Entries from a dataset
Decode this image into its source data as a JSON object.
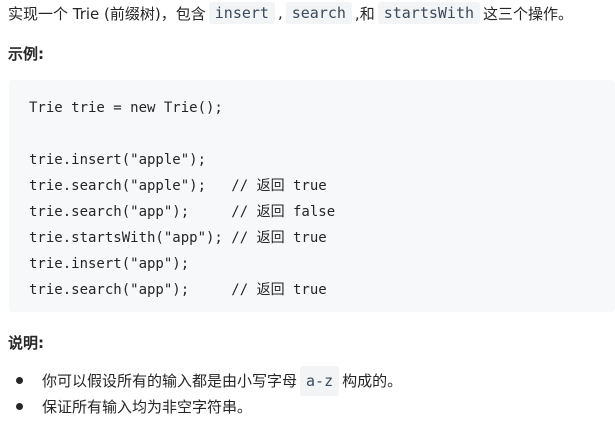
{
  "intro": {
    "prefix": "实现一个 Trie (前缀树)，包含",
    "code1": "insert",
    "sep1": ",",
    "code2": "search",
    "sep2": ",和",
    "code3": "startsWith",
    "suffix": "这三个操作。"
  },
  "example_heading": "示例:",
  "code_lines": [
    "Trie trie = new Trie();",
    "",
    "trie.insert(\"apple\");",
    "trie.search(\"apple\");   // 返回 true",
    "trie.search(\"app\");     // 返回 false",
    "trie.startsWith(\"app\"); // 返回 true",
    "trie.insert(\"app\");",
    "trie.search(\"app\");     // 返回 true"
  ],
  "note_heading": "说明:",
  "notes": [
    {
      "prefix": "你可以假设所有的输入都是由小写字母",
      "code": "a-z",
      "suffix": "构成的。"
    },
    {
      "prefix": "保证所有输入均为非空字符串。"
    }
  ]
}
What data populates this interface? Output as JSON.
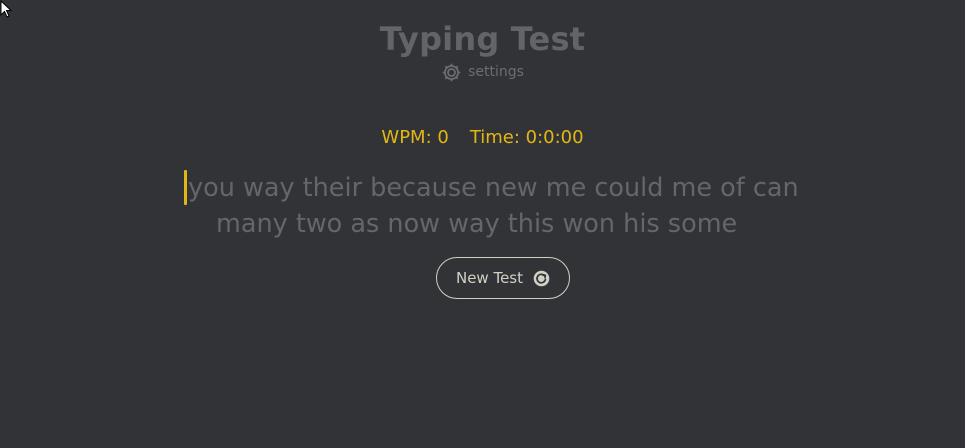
{
  "header": {
    "title": "Typing Test",
    "settings_label": "settings"
  },
  "stats": {
    "wpm": "WPM: 0",
    "time": "Time: 0:0:00"
  },
  "test": {
    "lines": [
      "you way their because new me could me of can",
      "many two as now way this won his some"
    ]
  },
  "actions": {
    "new_test_label": "New Test"
  },
  "colors": {
    "background": "#323337",
    "accent": "#e2b714",
    "title": "#636468",
    "words": "#646669",
    "button": "#d1d0c5"
  },
  "icons": {
    "settings": "gear-icon",
    "new_test": "refresh-icon",
    "pointer": "mouse-cursor-icon"
  }
}
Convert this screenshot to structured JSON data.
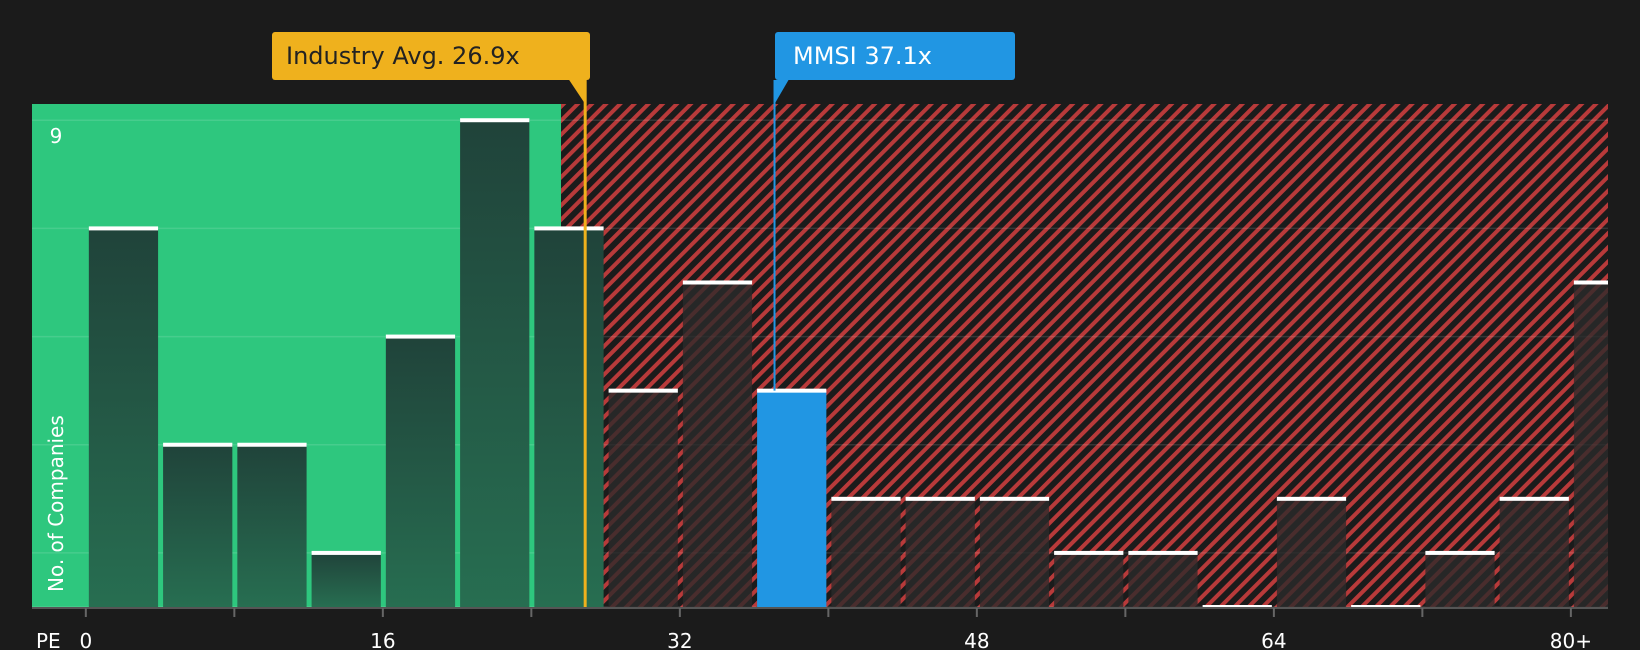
{
  "chart_data": {
    "type": "bar",
    "xlabel": "PE",
    "ylabel": "No. of Companies",
    "x_ticks": [
      "0",
      "16",
      "32",
      "48",
      "64",
      "80+"
    ],
    "x_tick_values": [
      0,
      16,
      32,
      48,
      64,
      80
    ],
    "y_ticks": [
      "9"
    ],
    "y_tick_values": [
      9
    ],
    "ylim": [
      0,
      9.3
    ],
    "xlim": [
      -2.9,
      82
    ],
    "bin_width": 4,
    "bins": [
      {
        "x": 2,
        "value": 7
      },
      {
        "x": 6,
        "value": 3
      },
      {
        "x": 10,
        "value": 3
      },
      {
        "x": 14,
        "value": 1
      },
      {
        "x": 18,
        "value": 5
      },
      {
        "x": 22,
        "value": 9
      },
      {
        "x": 26,
        "value": 7
      },
      {
        "x": 30,
        "value": 4
      },
      {
        "x": 34,
        "value": 6
      },
      {
        "x": 38,
        "value": 4,
        "highlight": true
      },
      {
        "x": 42,
        "value": 2
      },
      {
        "x": 46,
        "value": 2
      },
      {
        "x": 50,
        "value": 2
      },
      {
        "x": 54,
        "value": 1
      },
      {
        "x": 58,
        "value": 1
      },
      {
        "x": 62,
        "value": 0
      },
      {
        "x": 66,
        "value": 2
      },
      {
        "x": 70,
        "value": 0
      },
      {
        "x": 74,
        "value": 1
      },
      {
        "x": 78,
        "value": 2
      },
      {
        "x": 82,
        "value": 6
      }
    ],
    "industry_avg": {
      "label": "Industry Avg. 26.9x",
      "value": 26.9
    },
    "company": {
      "label": "MMSI 37.1x",
      "value": 37.1
    },
    "fair_zone_end": 25.6,
    "colors": {
      "background": "#1b1b1b",
      "good_zone": "#2ec77e",
      "bad_zone": "#b83a3a",
      "bar": "#22473a",
      "highlight_bar": "#2196e3",
      "industry": "#efb11d",
      "company": "#2196e3"
    }
  }
}
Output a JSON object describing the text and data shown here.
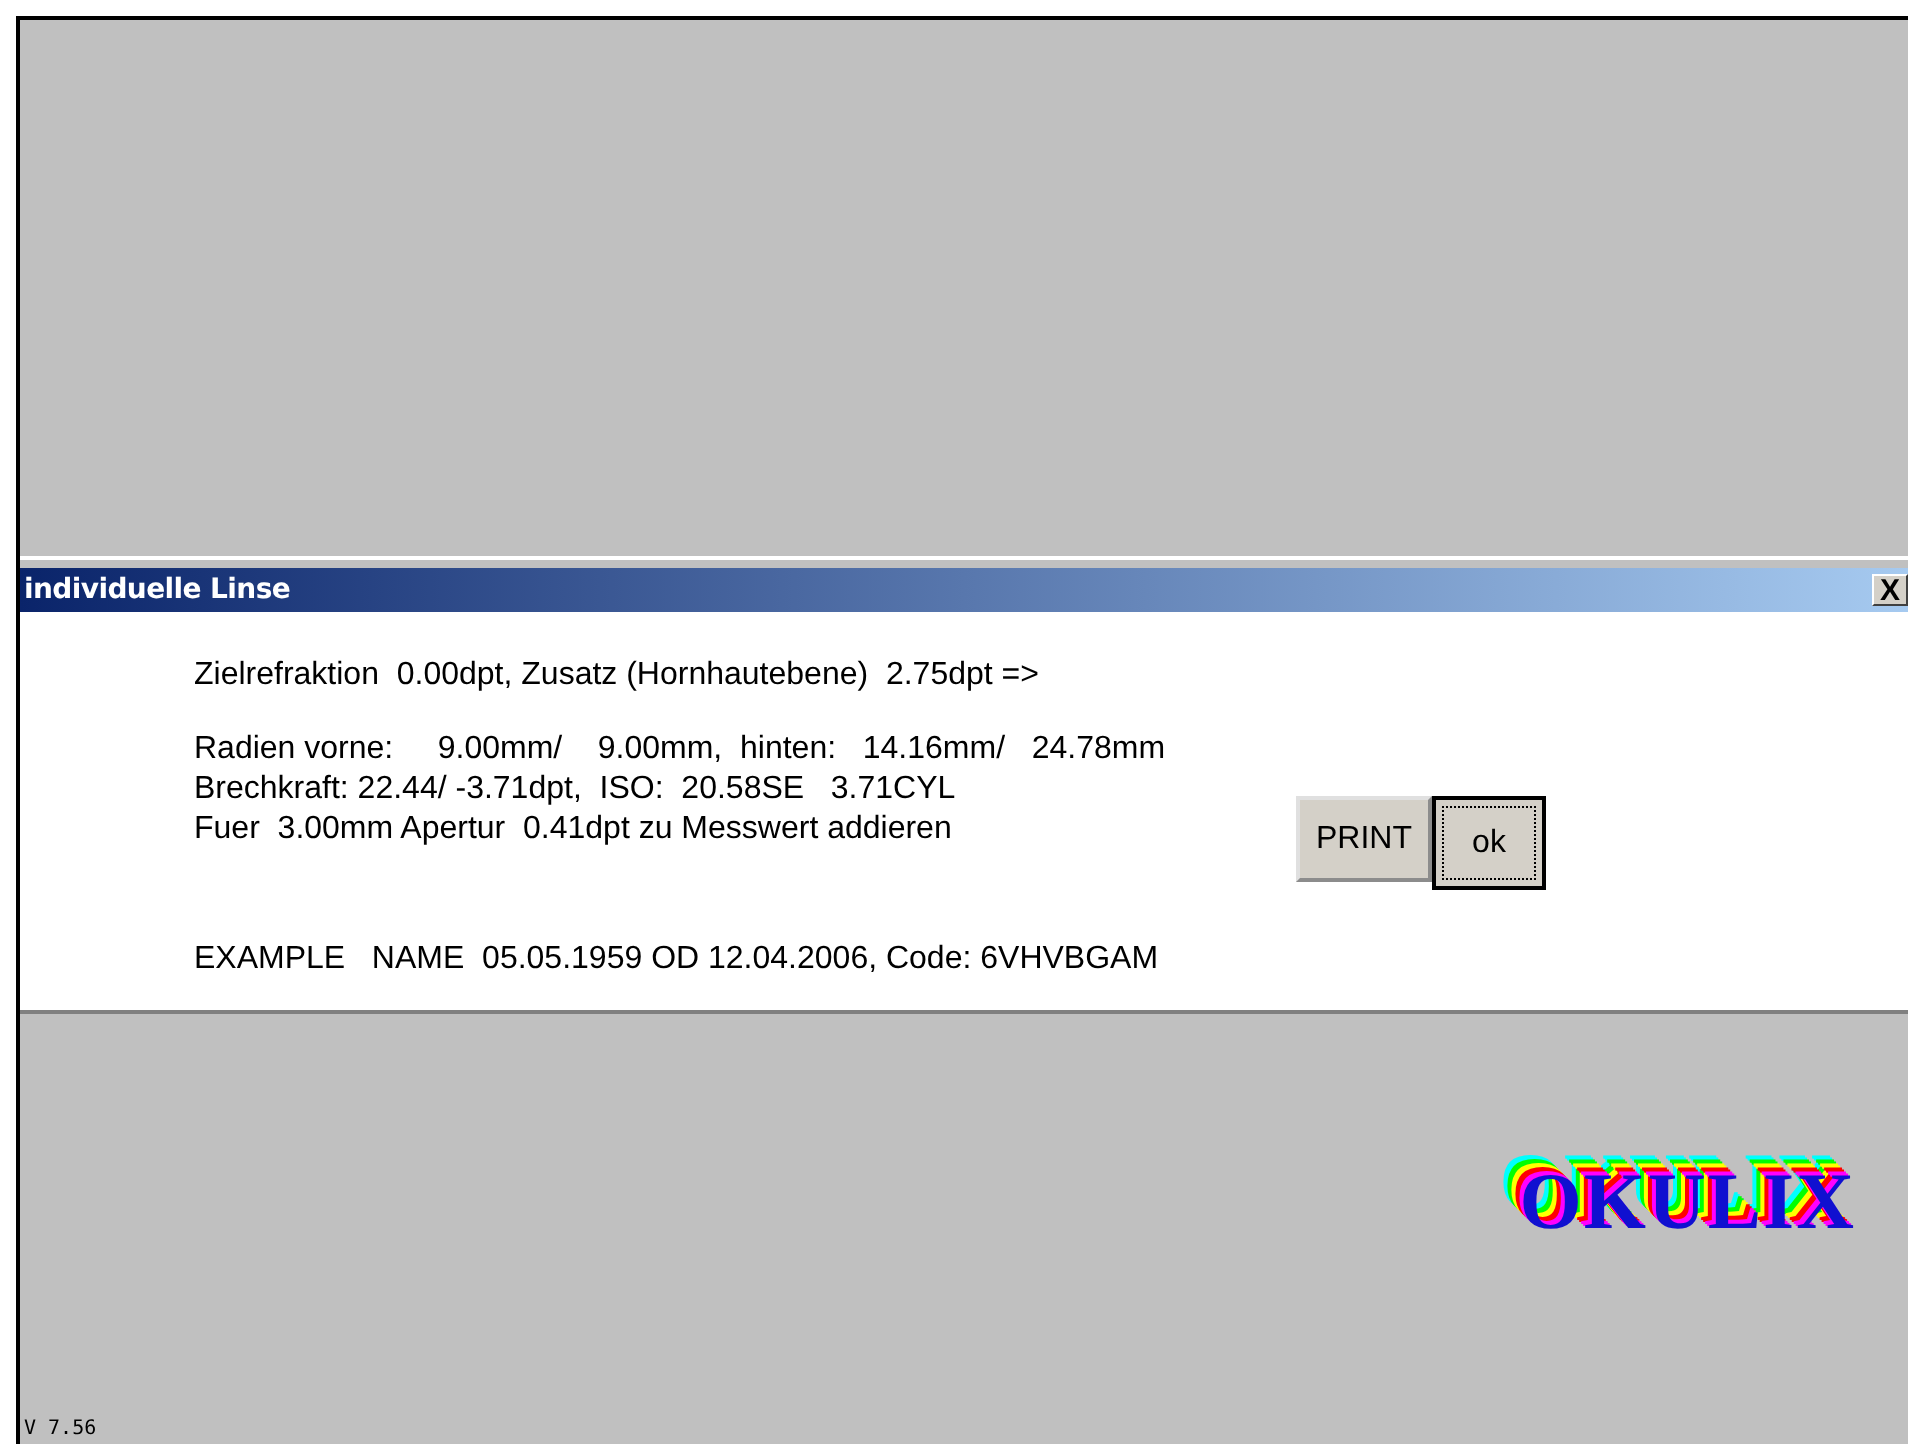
{
  "dialog": {
    "title": "individuelle Linse",
    "close": "X",
    "lines": [
      "Zielrefraktion  0.00dpt, Zusatz (Hornhautebene)  2.75dpt =>",
      "Radien vorne:     9.00mm/    9.00mm,  hinten:   14.16mm/   24.78mm",
      "Brechkraft: 22.44/ -3.71dpt,  ISO:  20.58SE   3.71CYL",
      "Fuer  3.00mm Apertur  0.41dpt zu Messwert addieren",
      "EXAMPLE   NAME  05.05.1959 OD 12.04.2006, Code: 6VHVBGAM"
    ],
    "buttons": [
      {
        "label": "PRINT",
        "focused": false
      },
      {
        "label": "ok",
        "focused": true
      }
    ]
  },
  "logo": "OKULIX",
  "version": "V 7.56"
}
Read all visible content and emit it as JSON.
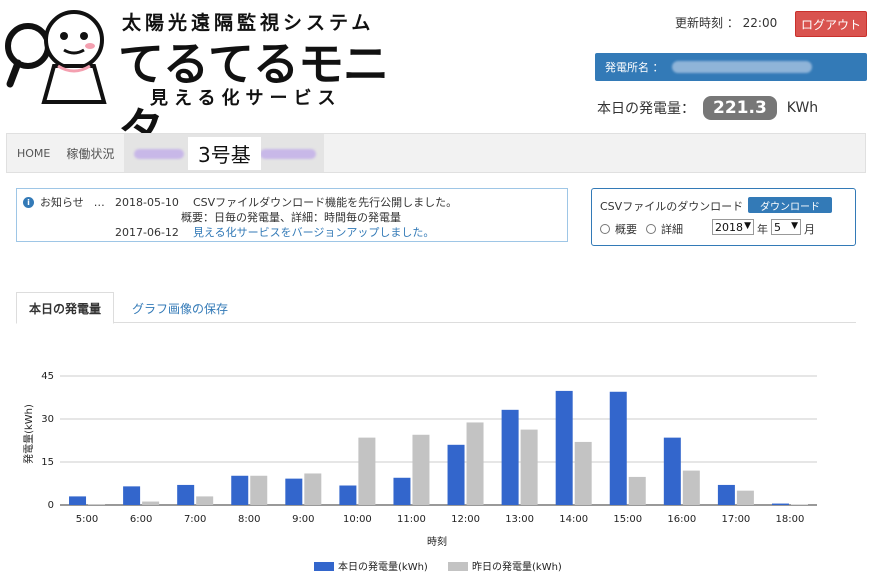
{
  "header": {
    "logo_top": "太陽光遠隔監視システム",
    "logo_main": "てるてるモニタ",
    "logo_sub": "見える化サービス",
    "updated_label": "更新時刻 ： 22:00",
    "logout_label": "ログアウト",
    "plant_label": "発電所名 ：",
    "today_label": "本日の発電量：",
    "today_value": "221.3",
    "today_unit": "KWh"
  },
  "breadcrumb": {
    "home": "HOME",
    "status": "稼働状況",
    "current": "3号基"
  },
  "news": {
    "label": "お知らせ",
    "more": "…",
    "items": [
      {
        "date": "2018-05-10",
        "text": "CSVファイルダウンロード機能を先行公開しました。"
      },
      {
        "date": "",
        "text": "概要：日毎の発電量、詳細：時間毎の発電量"
      },
      {
        "date": "2017-06-12",
        "text": "見える化サービスをバージョンアップしました。"
      }
    ]
  },
  "csv": {
    "title": "CSVファイルのダウンロード",
    "button": "ダウンロード",
    "option_summary": "概要",
    "option_detail": "詳細",
    "year": "2018",
    "year_unit": "年",
    "month": "5",
    "month_unit": "月"
  },
  "tabs": {
    "active": "本日の発電量",
    "save": "グラフ画像の保存"
  },
  "colors": {
    "today": "#3366cc",
    "yesterday": "#c3c3c3",
    "accent": "#337ab7",
    "logout": "#d9534f"
  },
  "chart_data": {
    "type": "bar",
    "categories": [
      "5:00",
      "6:00",
      "7:00",
      "8:00",
      "9:00",
      "10:00",
      "11:00",
      "12:00",
      "13:00",
      "14:00",
      "15:00",
      "16:00",
      "17:00",
      "18:00"
    ],
    "series": [
      {
        "name": "本日の発電量(kWh)",
        "values": [
          3.0,
          6.5,
          7.0,
          10.2,
          9.2,
          6.8,
          9.5,
          21.0,
          33.2,
          39.8,
          39.5,
          23.5,
          7.0,
          0.5
        ]
      },
      {
        "name": "昨日の発電量(kWh)",
        "values": [
          0.3,
          1.2,
          3.0,
          10.2,
          11.0,
          23.5,
          24.5,
          28.8,
          26.3,
          22.0,
          9.8,
          12.0,
          5.0,
          0.2
        ]
      }
    ],
    "xlabel": "時刻",
    "ylabel": "発電量(kWh)",
    "yticks": [
      0,
      15,
      30,
      45
    ],
    "ylim": [
      0,
      45
    ],
    "grid": true,
    "legend": "bottom"
  }
}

**Requirements:**
Repeat each entry exactly. Pictures do not belong in the copy.

**Response to the exercise:**
Decode this image into its source data as a JSON object.
{
  "intro": {
    "prefix": "实现一个 Trie (前缀树)，包含",
    "code1": "insert",
    "sep1": ",",
    "code2": "search",
    "sep2": ",和",
    "code3": "startsWith",
    "suffix": "这三个操作。"
  },
  "example_heading": "示例:",
  "code_lines": [
    "Trie trie = new Trie();",
    "",
    "trie.insert(\"apple\");",
    "trie.search(\"apple\");   // 返回 true",
    "trie.search(\"app\");     // 返回 false",
    "trie.startsWith(\"app\"); // 返回 true",
    "trie.insert(\"app\");",
    "trie.search(\"app\");     // 返回 true"
  ],
  "note_heading": "说明:",
  "notes": [
    {
      "prefix": "你可以假设所有的输入都是由小写字母",
      "code": "a-z",
      "suffix": "构成的。"
    },
    {
      "prefix": "保证所有输入均为非空字符串。"
    }
  ]
}
What data populates this interface? Output as JSON.
{
  "header": {
    "title": "Typing Test",
    "settings_label": "settings"
  },
  "stats": {
    "wpm": "WPM: 0",
    "time": "Time: 0:0:00"
  },
  "test": {
    "lines": [
      "you way their because new me could me of can",
      "many two as now way this won his some"
    ]
  },
  "actions": {
    "new_test_label": "New Test"
  },
  "colors": {
    "background": "#323337",
    "accent": "#e2b714",
    "title": "#636468",
    "words": "#646669",
    "button": "#d1d0c5"
  },
  "icons": {
    "settings": "gear-icon",
    "new_test": "refresh-icon",
    "pointer": "mouse-cursor-icon"
  }
}
Convert this screenshot to structured JSON data.
{
  "chart_data": {
    "type": "bar",
    "xlabel": "PE",
    "ylabel": "No. of Companies",
    "x_ticks": [
      "0",
      "16",
      "32",
      "48",
      "64",
      "80+"
    ],
    "x_tick_values": [
      0,
      16,
      32,
      48,
      64,
      80
    ],
    "y_ticks": [
      "9"
    ],
    "y_tick_values": [
      9
    ],
    "ylim": [
      0,
      9.3
    ],
    "xlim": [
      -2.9,
      82
    ],
    "bin_width": 4,
    "bins": [
      {
        "x": 2,
        "value": 7
      },
      {
        "x": 6,
        "value": 3
      },
      {
        "x": 10,
        "value": 3
      },
      {
        "x": 14,
        "value": 1
      },
      {
        "x": 18,
        "value": 5
      },
      {
        "x": 22,
        "value": 9
      },
      {
        "x": 26,
        "value": 7
      },
      {
        "x": 30,
        "value": 4
      },
      {
        "x": 34,
        "value": 6
      },
      {
        "x": 38,
        "value": 4,
        "highlight": true
      },
      {
        "x": 42,
        "value": 2
      },
      {
        "x": 46,
        "value": 2
      },
      {
        "x": 50,
        "value": 2
      },
      {
        "x": 54,
        "value": 1
      },
      {
        "x": 58,
        "value": 1
      },
      {
        "x": 62,
        "value": 0
      },
      {
        "x": 66,
        "value": 2
      },
      {
        "x": 70,
        "value": 0
      },
      {
        "x": 74,
        "value": 1
      },
      {
        "x": 78,
        "value": 2
      },
      {
        "x": 82,
        "value": 6
      }
    ],
    "industry_avg": {
      "label": "Industry Avg. 26.9x",
      "value": 26.9
    },
    "company": {
      "label": "MMSI 37.1x",
      "value": 37.1
    },
    "fair_zone_end": 25.6,
    "colors": {
      "background": "#1b1b1b",
      "good_zone": "#2ec77e",
      "bad_zone": "#b83a3a",
      "bar": "#22473a",
      "highlight_bar": "#2196e3",
      "industry": "#efb11d",
      "company": "#2196e3"
    }
  }
}
Output a JSON object describing the text and data shown here.
{
  "dialog": {
    "title": "individuelle Linse",
    "close": "X",
    "lines": [
      "Zielrefraktion  0.00dpt, Zusatz (Hornhautebene)  2.75dpt =>",
      "Radien vorne:     9.00mm/    9.00mm,  hinten:   14.16mm/   24.78mm",
      "Brechkraft: 22.44/ -3.71dpt,  ISO:  20.58SE   3.71CYL",
      "Fuer  3.00mm Apertur  0.41dpt zu Messwert addieren",
      "EXAMPLE   NAME  05.05.1959 OD 12.04.2006, Code: 6VHVBGAM"
    ],
    "buttons": [
      {
        "label": "PRINT",
        "focused": false
      },
      {
        "label": "ok",
        "focused": true
      }
    ]
  },
  "logo": "OKULIX",
  "version": "V 7.56"
}
Read all visible content and emit it as JSON.
{
  "header": {
    "logo_top": "太陽光遠隔監視システム",
    "logo_main": "てるてるモニタ",
    "logo_sub": "見える化サービス",
    "updated_label": "更新時刻 ： 22:00",
    "logout_label": "ログアウト",
    "plant_label": "発電所名 ：",
    "today_label": "本日の発電量：",
    "today_value": "221.3",
    "today_unit": "KWh"
  },
  "breadcrumb": {
    "home": "HOME",
    "status": "稼働状況",
    "current": "3号基"
  },
  "news": {
    "label": "お知らせ",
    "more": "…",
    "items": [
      {
        "date": "2018-05-10",
        "text": "CSVファイルダウンロード機能を先行公開しました。"
      },
      {
        "date": "",
        "text": "概要：日毎の発電量、詳細：時間毎の発電量"
      },
      {
        "date": "2017-06-12",
        "text": "見える化サービスをバージョンアップしました。"
      }
    ]
  },
  "csv": {
    "title": "CSVファイルのダウンロード",
    "button": "ダウンロード",
    "option_summary": "概要",
    "option_detail": "詳細",
    "year": "2018",
    "year_unit": "年",
    "month": "5",
    "month_unit": "月"
  },
  "tabs": {
    "active": "本日の発電量",
    "save": "グラフ画像の保存"
  },
  "colors": {
    "today": "#3366cc",
    "yesterday": "#c3c3c3",
    "accent": "#337ab7",
    "logout": "#d9534f"
  },
  "chart_data": {
    "type": "bar",
    "categories": [
      "5:00",
      "6:00",
      "7:00",
      "8:00",
      "9:00",
      "10:00",
      "11:00",
      "12:00",
      "13:00",
      "14:00",
      "15:00",
      "16:00",
      "17:00",
      "18:00"
    ],
    "series": [
      {
        "name": "本日の発電量(kWh)",
        "values": [
          3.0,
          6.5,
          7.0,
          10.2,
          9.2,
          6.8,
          9.5,
          21.0,
          33.2,
          39.8,
          39.5,
          23.5,
          7.0,
          0.5
        ]
      },
      {
        "name": "昨日の発電量(kWh)",
        "values": [
          0.3,
          1.2,
          3.0,
          10.2,
          11.0,
          23.5,
          24.5,
          28.8,
          26.3,
          22.0,
          9.8,
          12.0,
          5.0,
          0.2
        ]
      }
    ],
    "xlabel": "時刻",
    "ylabel": "発電量(kWh)",
    "yticks": [
      0,
      15,
      30,
      45
    ],
    "ylim": [
      0,
      45
    ],
    "grid": true,
    "legend": "bottom"
  }
}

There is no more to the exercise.